>> begin Records shown

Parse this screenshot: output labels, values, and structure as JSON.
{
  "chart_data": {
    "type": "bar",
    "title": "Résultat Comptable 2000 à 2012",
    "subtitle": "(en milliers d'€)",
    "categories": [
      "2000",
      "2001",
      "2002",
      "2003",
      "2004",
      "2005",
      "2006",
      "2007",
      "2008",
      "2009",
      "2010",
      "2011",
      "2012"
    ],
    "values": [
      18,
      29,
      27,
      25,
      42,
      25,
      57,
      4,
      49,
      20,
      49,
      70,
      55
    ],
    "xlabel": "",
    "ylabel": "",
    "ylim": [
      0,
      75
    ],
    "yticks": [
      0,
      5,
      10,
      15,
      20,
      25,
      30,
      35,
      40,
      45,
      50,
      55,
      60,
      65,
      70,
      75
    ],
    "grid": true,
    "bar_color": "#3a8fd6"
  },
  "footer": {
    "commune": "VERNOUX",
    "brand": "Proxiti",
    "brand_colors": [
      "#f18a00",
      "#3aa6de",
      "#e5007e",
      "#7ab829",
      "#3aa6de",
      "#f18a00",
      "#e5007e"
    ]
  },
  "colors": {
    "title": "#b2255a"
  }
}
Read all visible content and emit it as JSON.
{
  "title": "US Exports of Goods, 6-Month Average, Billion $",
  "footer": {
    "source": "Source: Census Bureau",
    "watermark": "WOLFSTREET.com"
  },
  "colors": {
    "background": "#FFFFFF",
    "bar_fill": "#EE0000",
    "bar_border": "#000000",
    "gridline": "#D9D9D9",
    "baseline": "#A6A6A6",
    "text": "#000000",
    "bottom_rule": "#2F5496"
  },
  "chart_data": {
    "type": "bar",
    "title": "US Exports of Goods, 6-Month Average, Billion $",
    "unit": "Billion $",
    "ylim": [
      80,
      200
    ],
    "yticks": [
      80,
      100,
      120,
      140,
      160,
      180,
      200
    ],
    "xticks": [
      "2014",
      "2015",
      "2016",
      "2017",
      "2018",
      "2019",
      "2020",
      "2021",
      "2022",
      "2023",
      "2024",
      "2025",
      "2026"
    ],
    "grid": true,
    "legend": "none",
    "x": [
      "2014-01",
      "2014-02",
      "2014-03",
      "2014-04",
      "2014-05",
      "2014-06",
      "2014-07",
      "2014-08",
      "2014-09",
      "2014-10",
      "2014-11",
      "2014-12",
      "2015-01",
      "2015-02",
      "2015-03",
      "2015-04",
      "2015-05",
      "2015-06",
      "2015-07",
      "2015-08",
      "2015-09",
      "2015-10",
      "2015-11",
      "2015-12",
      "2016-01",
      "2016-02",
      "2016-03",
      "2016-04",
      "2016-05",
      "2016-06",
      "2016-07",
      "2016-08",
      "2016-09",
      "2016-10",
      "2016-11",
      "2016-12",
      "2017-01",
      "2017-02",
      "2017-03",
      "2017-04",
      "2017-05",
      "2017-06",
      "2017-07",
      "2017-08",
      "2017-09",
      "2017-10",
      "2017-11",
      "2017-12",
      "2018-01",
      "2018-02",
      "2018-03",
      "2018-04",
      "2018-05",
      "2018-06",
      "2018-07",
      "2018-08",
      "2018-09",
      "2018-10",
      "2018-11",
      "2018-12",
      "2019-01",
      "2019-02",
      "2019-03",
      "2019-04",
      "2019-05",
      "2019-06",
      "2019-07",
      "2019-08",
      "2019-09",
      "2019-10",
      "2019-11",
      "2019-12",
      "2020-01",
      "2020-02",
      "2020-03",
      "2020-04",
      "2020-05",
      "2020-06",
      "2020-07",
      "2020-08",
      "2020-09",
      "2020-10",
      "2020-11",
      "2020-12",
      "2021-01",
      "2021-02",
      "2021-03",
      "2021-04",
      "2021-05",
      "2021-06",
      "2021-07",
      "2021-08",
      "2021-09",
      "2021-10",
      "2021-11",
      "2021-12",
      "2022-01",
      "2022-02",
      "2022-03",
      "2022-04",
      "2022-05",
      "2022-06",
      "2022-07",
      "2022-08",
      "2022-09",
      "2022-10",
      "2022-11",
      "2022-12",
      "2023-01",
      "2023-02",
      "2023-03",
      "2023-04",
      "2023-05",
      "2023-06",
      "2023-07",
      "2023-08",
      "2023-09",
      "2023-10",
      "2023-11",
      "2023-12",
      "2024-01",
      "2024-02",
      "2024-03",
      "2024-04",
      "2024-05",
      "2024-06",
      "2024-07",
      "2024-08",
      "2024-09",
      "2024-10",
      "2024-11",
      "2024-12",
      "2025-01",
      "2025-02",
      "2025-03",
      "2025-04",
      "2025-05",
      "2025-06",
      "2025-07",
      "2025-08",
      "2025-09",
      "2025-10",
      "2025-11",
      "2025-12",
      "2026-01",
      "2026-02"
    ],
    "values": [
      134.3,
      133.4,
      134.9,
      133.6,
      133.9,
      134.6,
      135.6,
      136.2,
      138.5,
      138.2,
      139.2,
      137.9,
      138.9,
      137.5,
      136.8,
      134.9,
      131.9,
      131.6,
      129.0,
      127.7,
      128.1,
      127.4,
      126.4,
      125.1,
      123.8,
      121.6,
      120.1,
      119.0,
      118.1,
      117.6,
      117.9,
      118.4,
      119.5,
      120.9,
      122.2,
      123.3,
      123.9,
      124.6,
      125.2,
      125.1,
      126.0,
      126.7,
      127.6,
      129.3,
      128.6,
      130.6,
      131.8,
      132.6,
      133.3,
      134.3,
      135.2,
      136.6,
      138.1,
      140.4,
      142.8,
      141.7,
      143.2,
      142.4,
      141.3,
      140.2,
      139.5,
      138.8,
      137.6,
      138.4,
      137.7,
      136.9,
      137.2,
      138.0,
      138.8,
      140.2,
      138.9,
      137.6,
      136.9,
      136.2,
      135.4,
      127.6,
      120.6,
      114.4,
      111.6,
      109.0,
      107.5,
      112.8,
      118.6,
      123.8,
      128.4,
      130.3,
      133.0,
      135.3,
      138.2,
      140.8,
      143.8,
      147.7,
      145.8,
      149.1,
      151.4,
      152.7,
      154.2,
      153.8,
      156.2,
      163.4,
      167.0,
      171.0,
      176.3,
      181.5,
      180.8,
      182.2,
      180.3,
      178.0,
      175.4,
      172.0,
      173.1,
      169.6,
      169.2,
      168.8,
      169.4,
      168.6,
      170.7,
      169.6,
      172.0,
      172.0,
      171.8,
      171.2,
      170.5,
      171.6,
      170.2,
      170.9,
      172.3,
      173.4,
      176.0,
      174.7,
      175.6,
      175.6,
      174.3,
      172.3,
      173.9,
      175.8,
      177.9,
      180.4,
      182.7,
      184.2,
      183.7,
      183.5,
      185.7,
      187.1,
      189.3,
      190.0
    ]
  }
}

>> end Records shown

__Work required__. Identify each line of the material where the word "Goods" shows up, and copy it.

__Full response__.
  "title": "US Exports of Goods, 6-Month Average, Billion $",
    "title": "US Exports of Goods, 6-Month Average, Billion $",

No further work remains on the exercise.